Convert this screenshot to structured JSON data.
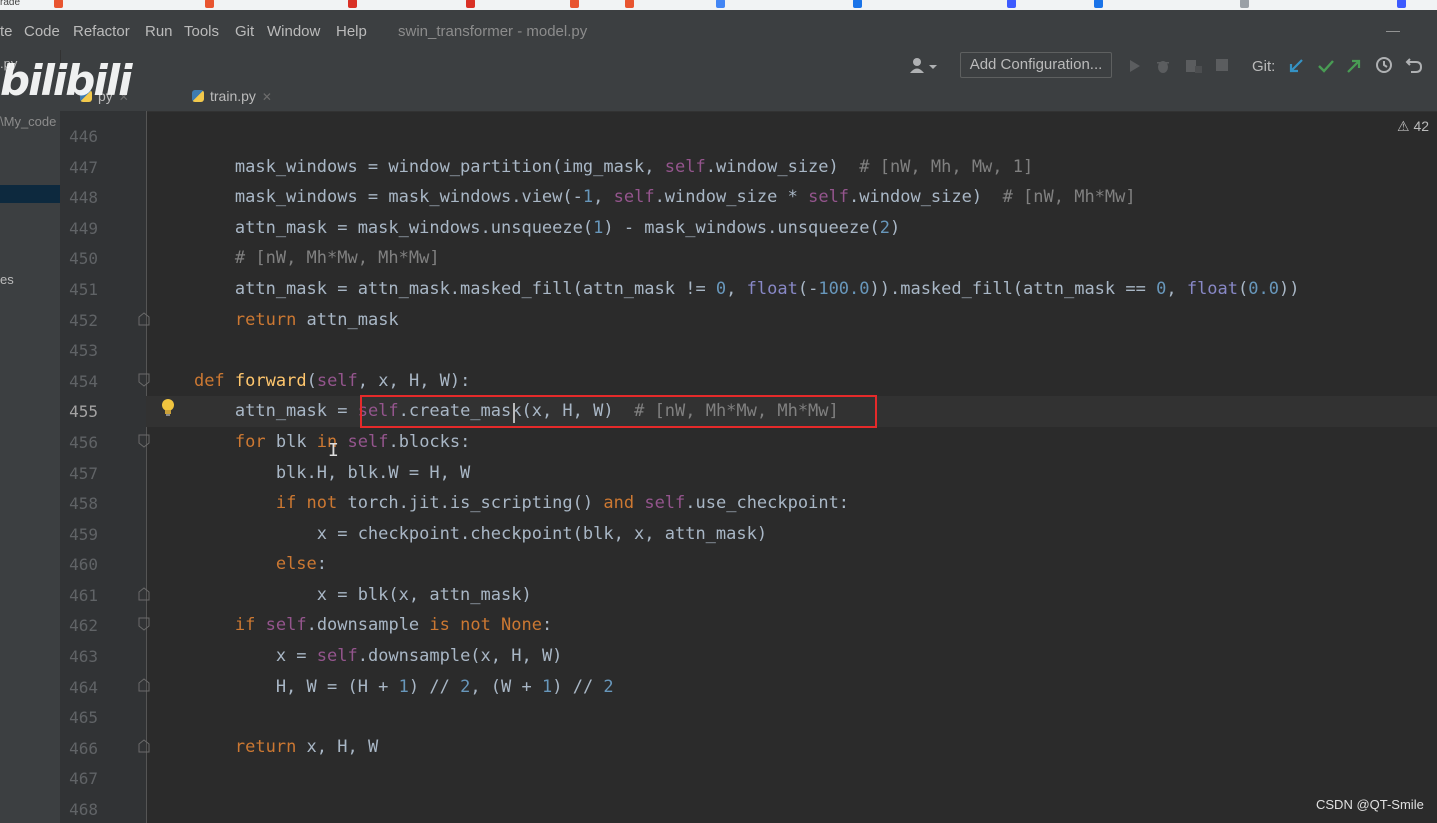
{
  "menu": {
    "items": [
      {
        "label": "te"
      },
      {
        "label": "Code"
      },
      {
        "label": "Refactor"
      },
      {
        "label": "Run"
      },
      {
        "label": "Tools"
      },
      {
        "label": "Git"
      },
      {
        "label": "Window"
      },
      {
        "label": "Help"
      }
    ],
    "window_title": "swin_transformer - model.py",
    "minimize": "—"
  },
  "toolbar": {
    "add_configuration": "Add Configuration...",
    "git_label": "Git:"
  },
  "tabs": [
    {
      "label": "py"
    },
    {
      "label": "train.py"
    }
  ],
  "sidebar": {
    "file_frag": ".py",
    "path_frag": "\\My_code",
    "item_frag": "es"
  },
  "overlay": {
    "logo_text": "bilibili",
    "watermark": "CSDN @QT-Smile"
  },
  "editor": {
    "warning_count": "42",
    "current_line": 455,
    "line_numbers": [
      "446",
      "447",
      "448",
      "449",
      "450",
      "451",
      "452",
      "453",
      "454",
      "455",
      "456",
      "457",
      "458",
      "459",
      "460",
      "461",
      "462",
      "463",
      "464",
      "465",
      "466",
      "467",
      "468"
    ]
  },
  "colors": {
    "editor_bg": "#2b2b2b",
    "keyword": "#cc7832",
    "self": "#94558d",
    "number": "#6897bb",
    "comment": "#808080",
    "function": "#ffc66d",
    "highlight_box": "#e52a2a"
  }
}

***

Problem to work on:
Write out the listing above exactly as it stands, pictures excluded.

Task solution:
Convert this screenshot to structured JSON data.
{
  "menu": {
    "items": [
      {
        "label": "te"
      },
      {
        "label": "Code"
      },
      {
        "label": "Refactor"
      },
      {
        "label": "Run"
      },
      {
        "label": "Tools"
      },
      {
        "label": "Git"
      },
      {
        "label": "Window"
      },
      {
        "label": "Help"
      }
    ],
    "window_title": "swin_transformer - model.py",
    "minimize": "—"
  },
  "toolbar": {
    "add_configuration": "Add Configuration...",
    "git_label": "Git:"
  },
  "tabs": [
    {
      "label": "py"
    },
    {
      "label": "train.py"
    }
  ],
  "sidebar": {
    "file_frag": ".py",
    "path_frag": "\\My_code",
    "item_frag": "es"
  },
  "overlay": {
    "logo_text": "bilibili",
    "watermark": "CSDN @QT-Smile"
  },
  "editor": {
    "warning_count": "42",
    "current_line": 455,
    "line_numbers": [
      "446",
      "447",
      "448",
      "449",
      "450",
      "451",
      "452",
      "453",
      "454",
      "455",
      "456",
      "457",
      "458",
      "459",
      "460",
      "461",
      "462",
      "463",
      "464",
      "465",
      "466",
      "467",
      "468"
    ]
  },
  "colors": {
    "editor_bg": "#2b2b2b",
    "keyword": "#cc7832",
    "self": "#94558d",
    "number": "#6897bb",
    "comment": "#808080",
    "function": "#ffc66d",
    "highlight_box": "#e52a2a"
  }
}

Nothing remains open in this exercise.